### YOUR INSTRUCTIONS:
Copy the rows below word for word, from the line with "form-title: Formularz zamówienia" to the line with "nav-kontakt[interactable]: Kontakt xyxy=(897,107,981,141)", including both of those lines.

## begin DATASET ROWS

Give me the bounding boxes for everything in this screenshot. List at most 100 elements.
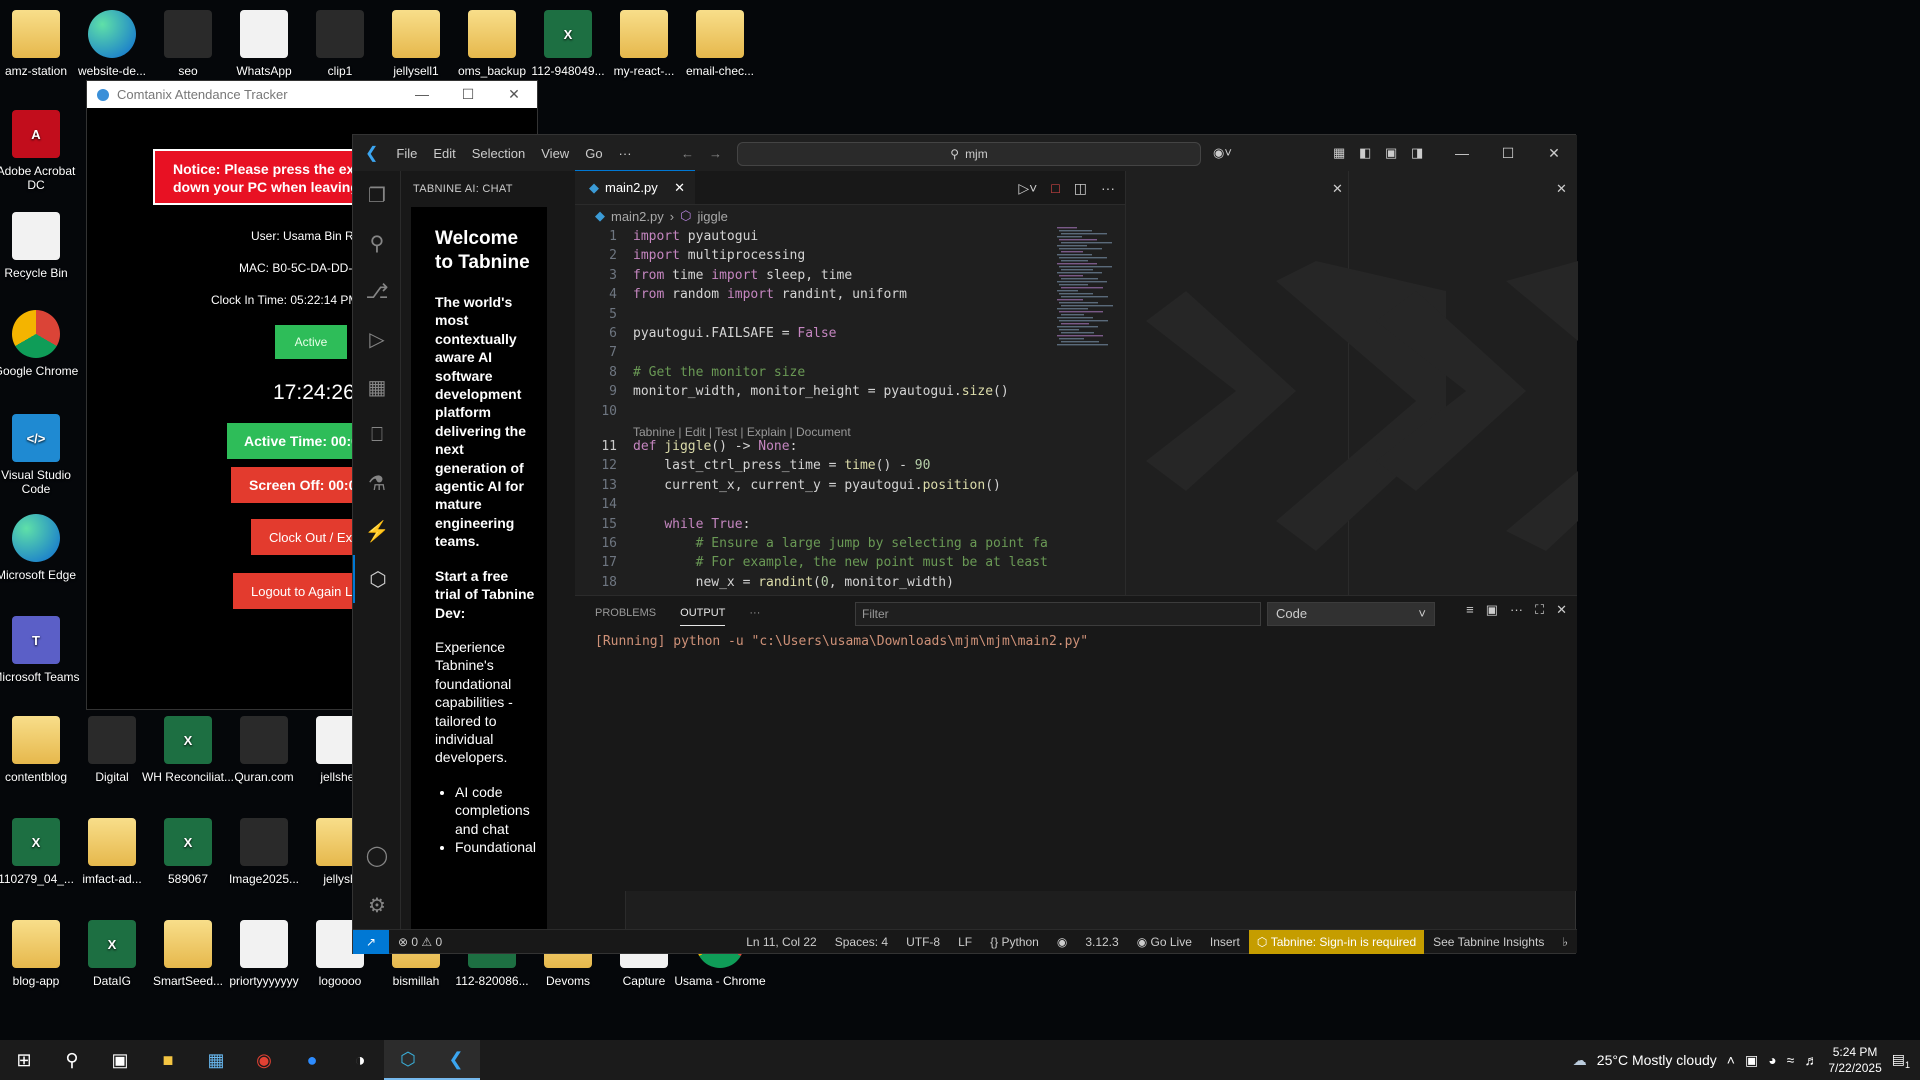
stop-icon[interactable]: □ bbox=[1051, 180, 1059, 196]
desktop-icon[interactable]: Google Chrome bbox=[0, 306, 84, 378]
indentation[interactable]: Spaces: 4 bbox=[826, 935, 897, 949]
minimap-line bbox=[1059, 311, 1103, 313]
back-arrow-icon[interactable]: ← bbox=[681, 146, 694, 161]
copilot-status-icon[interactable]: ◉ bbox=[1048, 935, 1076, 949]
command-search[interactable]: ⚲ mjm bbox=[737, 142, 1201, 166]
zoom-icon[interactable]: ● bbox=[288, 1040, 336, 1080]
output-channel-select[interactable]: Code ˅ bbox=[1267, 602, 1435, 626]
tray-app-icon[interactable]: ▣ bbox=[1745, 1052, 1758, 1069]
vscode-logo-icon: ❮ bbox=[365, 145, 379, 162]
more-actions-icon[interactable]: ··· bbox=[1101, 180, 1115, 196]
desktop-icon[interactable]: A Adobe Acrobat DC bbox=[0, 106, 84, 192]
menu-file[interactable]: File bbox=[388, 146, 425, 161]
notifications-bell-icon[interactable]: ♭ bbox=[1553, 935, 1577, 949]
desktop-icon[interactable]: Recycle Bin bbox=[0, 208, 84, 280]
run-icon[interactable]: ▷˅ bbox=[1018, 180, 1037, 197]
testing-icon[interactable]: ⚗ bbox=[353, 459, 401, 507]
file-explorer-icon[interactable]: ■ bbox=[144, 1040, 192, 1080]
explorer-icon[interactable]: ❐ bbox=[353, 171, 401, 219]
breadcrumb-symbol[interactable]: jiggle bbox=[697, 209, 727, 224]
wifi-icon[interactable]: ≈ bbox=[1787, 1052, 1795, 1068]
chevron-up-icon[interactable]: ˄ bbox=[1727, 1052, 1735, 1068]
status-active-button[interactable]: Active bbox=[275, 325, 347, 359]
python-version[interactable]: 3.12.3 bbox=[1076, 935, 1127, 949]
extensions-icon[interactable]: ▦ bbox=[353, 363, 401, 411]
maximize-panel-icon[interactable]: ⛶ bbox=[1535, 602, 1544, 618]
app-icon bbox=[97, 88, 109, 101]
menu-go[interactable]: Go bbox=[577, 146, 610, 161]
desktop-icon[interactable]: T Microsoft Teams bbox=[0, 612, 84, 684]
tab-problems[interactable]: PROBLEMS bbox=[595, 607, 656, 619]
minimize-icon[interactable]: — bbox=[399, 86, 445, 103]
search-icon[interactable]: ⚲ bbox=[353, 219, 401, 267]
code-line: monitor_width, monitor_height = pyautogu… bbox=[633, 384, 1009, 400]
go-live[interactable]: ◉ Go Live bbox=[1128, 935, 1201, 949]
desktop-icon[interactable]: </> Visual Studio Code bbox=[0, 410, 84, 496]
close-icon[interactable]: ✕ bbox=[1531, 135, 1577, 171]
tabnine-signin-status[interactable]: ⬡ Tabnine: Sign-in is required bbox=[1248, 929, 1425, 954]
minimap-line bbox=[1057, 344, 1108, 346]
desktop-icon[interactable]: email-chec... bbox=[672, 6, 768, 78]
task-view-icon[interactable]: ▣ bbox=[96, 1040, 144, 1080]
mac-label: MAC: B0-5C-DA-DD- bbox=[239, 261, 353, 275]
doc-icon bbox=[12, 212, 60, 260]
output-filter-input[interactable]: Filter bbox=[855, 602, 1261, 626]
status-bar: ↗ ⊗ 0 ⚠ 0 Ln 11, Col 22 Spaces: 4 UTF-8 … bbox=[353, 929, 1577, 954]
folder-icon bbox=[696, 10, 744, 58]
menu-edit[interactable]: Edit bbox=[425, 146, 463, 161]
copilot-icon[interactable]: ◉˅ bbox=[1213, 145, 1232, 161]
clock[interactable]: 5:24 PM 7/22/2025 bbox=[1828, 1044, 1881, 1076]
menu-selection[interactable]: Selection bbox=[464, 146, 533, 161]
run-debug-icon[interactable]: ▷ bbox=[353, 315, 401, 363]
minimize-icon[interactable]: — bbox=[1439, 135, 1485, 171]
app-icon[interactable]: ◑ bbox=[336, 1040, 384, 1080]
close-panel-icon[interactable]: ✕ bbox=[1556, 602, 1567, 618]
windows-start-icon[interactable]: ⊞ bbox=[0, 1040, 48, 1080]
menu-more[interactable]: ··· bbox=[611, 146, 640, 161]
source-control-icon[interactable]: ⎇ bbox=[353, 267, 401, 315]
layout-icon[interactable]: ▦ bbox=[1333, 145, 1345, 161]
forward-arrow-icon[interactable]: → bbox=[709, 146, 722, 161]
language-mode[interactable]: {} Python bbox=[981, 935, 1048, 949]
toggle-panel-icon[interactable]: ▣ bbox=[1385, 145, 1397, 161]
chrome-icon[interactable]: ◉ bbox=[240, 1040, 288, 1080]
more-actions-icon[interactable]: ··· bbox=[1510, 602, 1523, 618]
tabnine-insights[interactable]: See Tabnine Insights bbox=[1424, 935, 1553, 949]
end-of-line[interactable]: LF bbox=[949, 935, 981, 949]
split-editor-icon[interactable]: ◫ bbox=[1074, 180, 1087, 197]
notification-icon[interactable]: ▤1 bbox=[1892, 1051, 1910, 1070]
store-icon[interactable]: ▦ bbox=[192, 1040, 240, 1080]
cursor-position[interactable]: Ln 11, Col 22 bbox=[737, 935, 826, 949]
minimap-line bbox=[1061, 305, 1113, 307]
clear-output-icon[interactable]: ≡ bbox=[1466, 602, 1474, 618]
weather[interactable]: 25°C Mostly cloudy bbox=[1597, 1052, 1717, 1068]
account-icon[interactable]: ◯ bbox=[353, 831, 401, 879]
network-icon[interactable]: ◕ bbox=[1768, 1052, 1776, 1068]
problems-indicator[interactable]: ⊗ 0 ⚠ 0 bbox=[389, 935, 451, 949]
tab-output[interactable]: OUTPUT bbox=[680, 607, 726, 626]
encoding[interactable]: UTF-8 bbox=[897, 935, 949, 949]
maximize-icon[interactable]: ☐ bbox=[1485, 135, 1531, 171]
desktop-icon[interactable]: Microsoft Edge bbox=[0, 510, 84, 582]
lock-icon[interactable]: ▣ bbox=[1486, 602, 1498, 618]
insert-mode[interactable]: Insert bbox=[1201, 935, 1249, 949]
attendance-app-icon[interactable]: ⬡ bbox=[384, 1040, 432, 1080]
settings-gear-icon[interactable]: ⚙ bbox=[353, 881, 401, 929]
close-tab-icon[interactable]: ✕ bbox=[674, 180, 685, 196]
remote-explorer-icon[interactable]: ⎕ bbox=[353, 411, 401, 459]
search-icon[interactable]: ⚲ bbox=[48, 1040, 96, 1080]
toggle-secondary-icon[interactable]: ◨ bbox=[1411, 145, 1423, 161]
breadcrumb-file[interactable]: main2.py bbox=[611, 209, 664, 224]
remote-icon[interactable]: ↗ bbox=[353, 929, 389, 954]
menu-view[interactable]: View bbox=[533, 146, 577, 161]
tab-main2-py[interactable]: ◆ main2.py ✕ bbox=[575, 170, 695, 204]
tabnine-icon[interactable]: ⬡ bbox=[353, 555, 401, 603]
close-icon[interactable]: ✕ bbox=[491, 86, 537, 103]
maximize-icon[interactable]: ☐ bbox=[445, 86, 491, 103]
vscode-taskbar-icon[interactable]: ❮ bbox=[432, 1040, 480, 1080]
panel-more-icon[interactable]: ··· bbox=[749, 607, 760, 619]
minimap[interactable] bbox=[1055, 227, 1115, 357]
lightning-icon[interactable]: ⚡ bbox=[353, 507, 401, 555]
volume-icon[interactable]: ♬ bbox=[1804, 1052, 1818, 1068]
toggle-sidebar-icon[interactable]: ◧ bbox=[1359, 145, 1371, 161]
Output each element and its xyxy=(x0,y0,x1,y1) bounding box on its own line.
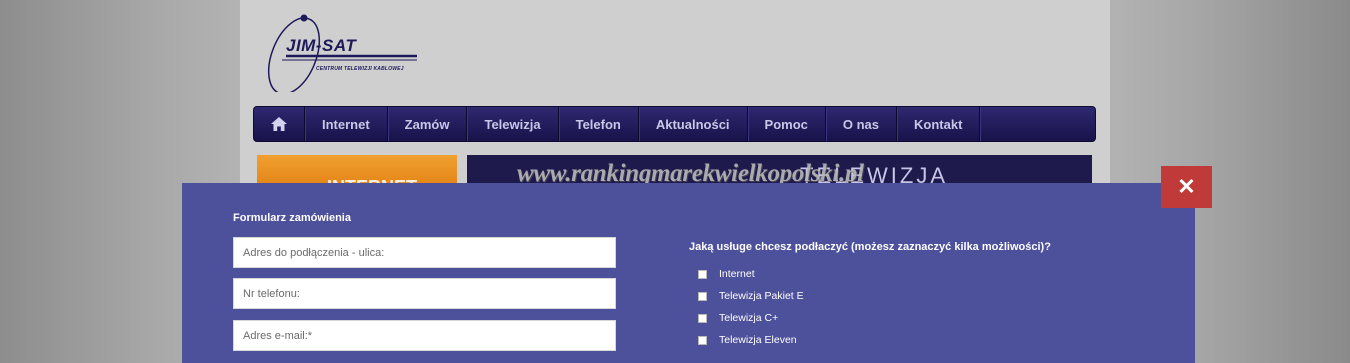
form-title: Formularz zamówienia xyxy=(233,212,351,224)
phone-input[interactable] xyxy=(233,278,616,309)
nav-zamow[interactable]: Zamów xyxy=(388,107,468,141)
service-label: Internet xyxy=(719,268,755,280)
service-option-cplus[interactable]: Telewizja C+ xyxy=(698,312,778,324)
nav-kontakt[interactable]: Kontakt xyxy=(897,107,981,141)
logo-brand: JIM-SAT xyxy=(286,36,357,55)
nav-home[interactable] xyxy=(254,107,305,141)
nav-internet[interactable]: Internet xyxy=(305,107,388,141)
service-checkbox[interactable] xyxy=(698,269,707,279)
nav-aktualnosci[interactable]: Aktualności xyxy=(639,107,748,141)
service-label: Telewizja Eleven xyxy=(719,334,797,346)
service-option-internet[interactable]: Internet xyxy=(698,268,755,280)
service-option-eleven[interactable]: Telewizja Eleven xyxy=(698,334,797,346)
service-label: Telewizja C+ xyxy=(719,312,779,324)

## end DATASET ROWS

### ANSWER TO THE EXERCISE:
form-title: Formularz zamówienia xyxy=(233,212,351,224)
phone-input[interactable] xyxy=(233,278,616,309)
nav-zamow[interactable]: Zamów xyxy=(388,107,468,141)
service-label: Internet xyxy=(719,268,755,280)
service-option-cplus[interactable]: Telewizja C+ xyxy=(698,312,778,324)
nav-kontakt[interactable]: Kontakt xyxy=(897,107,981,141)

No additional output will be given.